*DATASET RECORDS*.
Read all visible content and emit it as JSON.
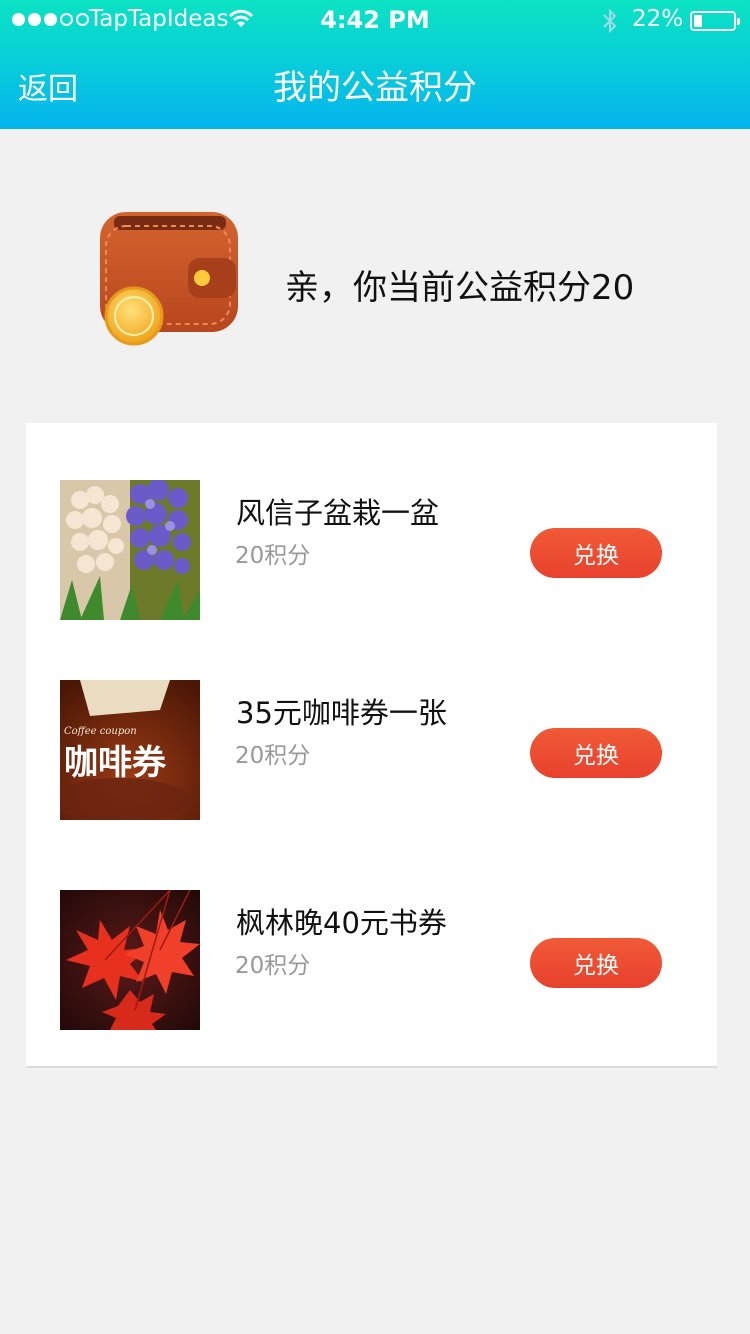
{
  "status_bar": {
    "carrier": "TapTapIdeas",
    "time": "4:42 PM",
    "battery": "22%",
    "battery_level": 0.22
  },
  "nav": {
    "back_label": "返回",
    "title": "我的公益积分"
  },
  "summary": {
    "text": "亲，你当前公益积分20"
  },
  "items": [
    {
      "title": "风信子盆栽一盆",
      "points": "20积分",
      "button": "兑换",
      "image": "hyacinth-photo"
    },
    {
      "title": "35元咖啡券一张",
      "points": "20积分",
      "button": "兑换",
      "image": "coffee-coupon-photo",
      "image_text_small": "Coffee coupon",
      "image_text_large": "咖啡券"
    },
    {
      "title": "枫林晚40元书券",
      "points": "20积分",
      "button": "兑换",
      "image": "maple-leaves-photo"
    }
  ],
  "colors": {
    "header_top": "#0be3c2",
    "header_bottom": "#04b4ee",
    "button": "#e8412d",
    "background": "#f1f1f1"
  }
}
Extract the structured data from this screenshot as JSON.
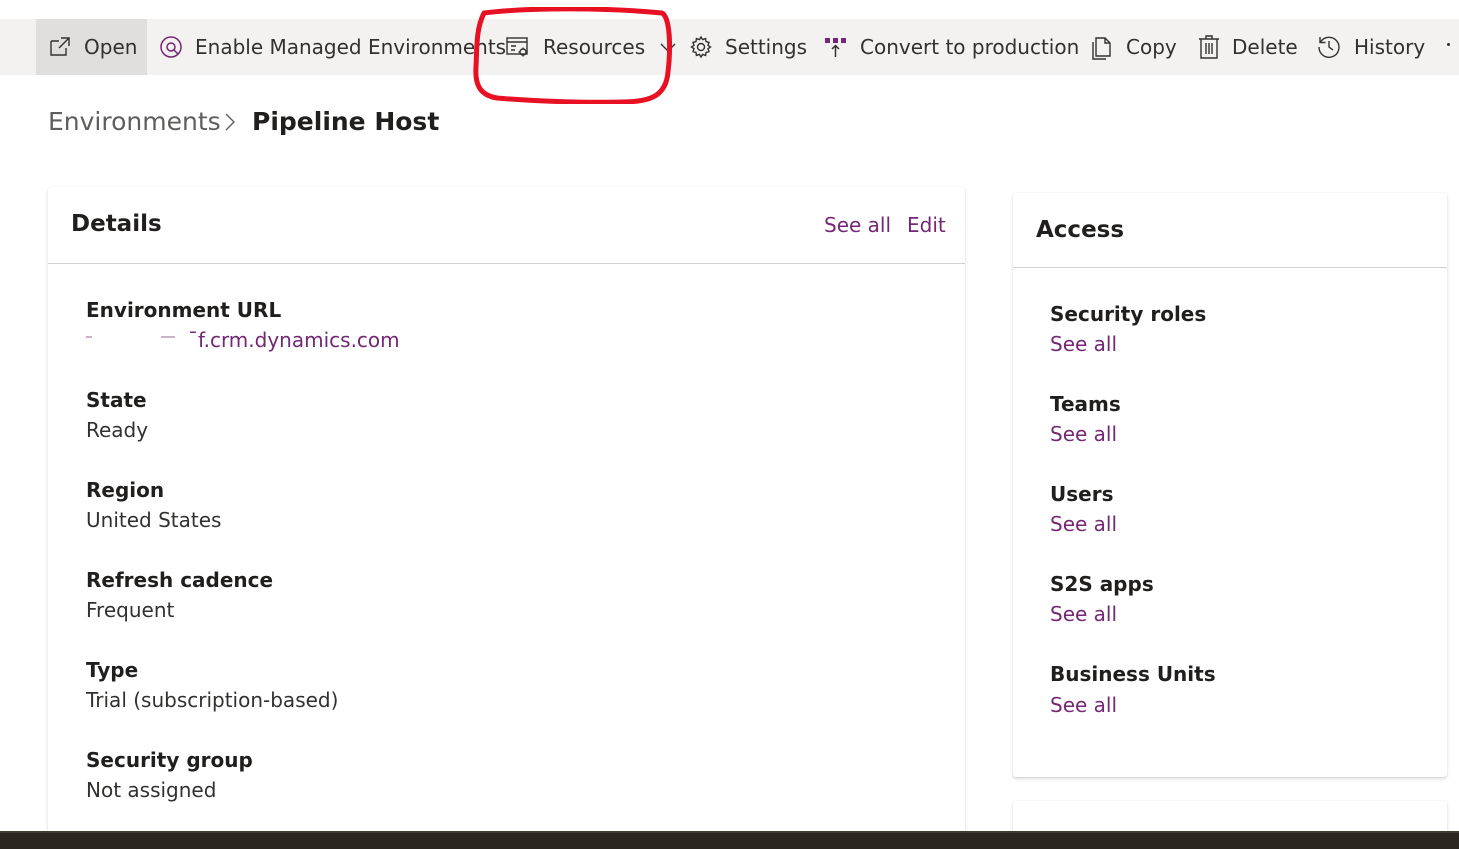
{
  "toolbar": {
    "items": [
      {
        "label": "Open",
        "icon": "open-in-new-icon"
      },
      {
        "label": "Enable Managed Environments",
        "icon": "managed-environment-icon"
      },
      {
        "label": "Resources",
        "icon": "resources-icon"
      },
      {
        "label": "Settings",
        "icon": "gear-icon"
      },
      {
        "label": "Convert to production",
        "icon": "convert-icon"
      },
      {
        "label": "Copy",
        "icon": "copy-icon"
      },
      {
        "label": "Delete",
        "icon": "trash-icon"
      },
      {
        "label": "History",
        "icon": "history-icon"
      }
    ]
  },
  "breadcrumb": {
    "root": "Environments",
    "current": "Pipeline Host"
  },
  "details": {
    "title": "Details",
    "see_all": "See all",
    "edit": "Edit",
    "fields": [
      {
        "label": "Environment URL",
        "value": "ˉf.crm.dynamics.com"
      },
      {
        "label": "State",
        "value": "Ready"
      },
      {
        "label": "Region",
        "value": "United States"
      },
      {
        "label": "Refresh cadence",
        "value": "Frequent"
      },
      {
        "label": "Type",
        "value": "Trial (subscription-based)"
      },
      {
        "label": "Security group",
        "value": "Not assigned"
      }
    ]
  },
  "access": {
    "title": "Access",
    "items": [
      {
        "label": "Security roles",
        "link": "See all"
      },
      {
        "label": "Teams",
        "link": "See all"
      },
      {
        "label": "Users",
        "link": "See all"
      },
      {
        "label": "S2S apps",
        "link": "See all"
      },
      {
        "label": "Business Units",
        "link": "See all"
      }
    ]
  },
  "colors": {
    "link": "#742774",
    "toolbar_bg": "#f3f2f1",
    "annotation": "#e81123"
  }
}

*OBJECTIVE*.
Repeat all of the data above word for word, minus the pictures.

*OUTPUT OF THE TASK*.
Read all visible content and emit it as JSON.
{
  "status_bar": {
    "carrier": "TapTapIdeas",
    "time": "4:42 PM",
    "battery": "22%",
    "battery_level": 0.22
  },
  "nav": {
    "back_label": "返回",
    "title": "我的公益积分"
  },
  "summary": {
    "text": "亲，你当前公益积分20"
  },
  "items": [
    {
      "title": "风信子盆栽一盆",
      "points": "20积分",
      "button": "兑换",
      "image": "hyacinth-photo"
    },
    {
      "title": "35元咖啡券一张",
      "points": "20积分",
      "button": "兑换",
      "image": "coffee-coupon-photo",
      "image_text_small": "Coffee coupon",
      "image_text_large": "咖啡券"
    },
    {
      "title": "枫林晚40元书券",
      "points": "20积分",
      "button": "兑换",
      "image": "maple-leaves-photo"
    }
  ],
  "colors": {
    "header_top": "#0be3c2",
    "header_bottom": "#04b4ee",
    "button": "#e8412d",
    "background": "#f1f1f1"
  }
}
Extract the structured data from this screenshot as JSON.
{
  "toolbar": {
    "items": [
      {
        "label": "Open",
        "icon": "open-in-new-icon"
      },
      {
        "label": "Enable Managed Environments",
        "icon": "managed-environment-icon"
      },
      {
        "label": "Resources",
        "icon": "resources-icon"
      },
      {
        "label": "Settings",
        "icon": "gear-icon"
      },
      {
        "label": "Convert to production",
        "icon": "convert-icon"
      },
      {
        "label": "Copy",
        "icon": "copy-icon"
      },
      {
        "label": "Delete",
        "icon": "trash-icon"
      },
      {
        "label": "History",
        "icon": "history-icon"
      }
    ]
  },
  "breadcrumb": {
    "root": "Environments",
    "current": "Pipeline Host"
  },
  "details": {
    "title": "Details",
    "see_all": "See all",
    "edit": "Edit",
    "fields": [
      {
        "label": "Environment URL",
        "value": "ˉf.crm.dynamics.com"
      },
      {
        "label": "State",
        "value": "Ready"
      },
      {
        "label": "Region",
        "value": "United States"
      },
      {
        "label": "Refresh cadence",
        "value": "Frequent"
      },
      {
        "label": "Type",
        "value": "Trial (subscription-based)"
      },
      {
        "label": "Security group",
        "value": "Not assigned"
      }
    ]
  },
  "access": {
    "title": "Access",
    "items": [
      {
        "label": "Security roles",
        "link": "See all"
      },
      {
        "label": "Teams",
        "link": "See all"
      },
      {
        "label": "Users",
        "link": "See all"
      },
      {
        "label": "S2S apps",
        "link": "See all"
      },
      {
        "label": "Business Units",
        "link": "See all"
      }
    ]
  },
  "colors": {
    "link": "#742774",
    "toolbar_bg": "#f3f2f1",
    "annotation": "#e81123"
  }
}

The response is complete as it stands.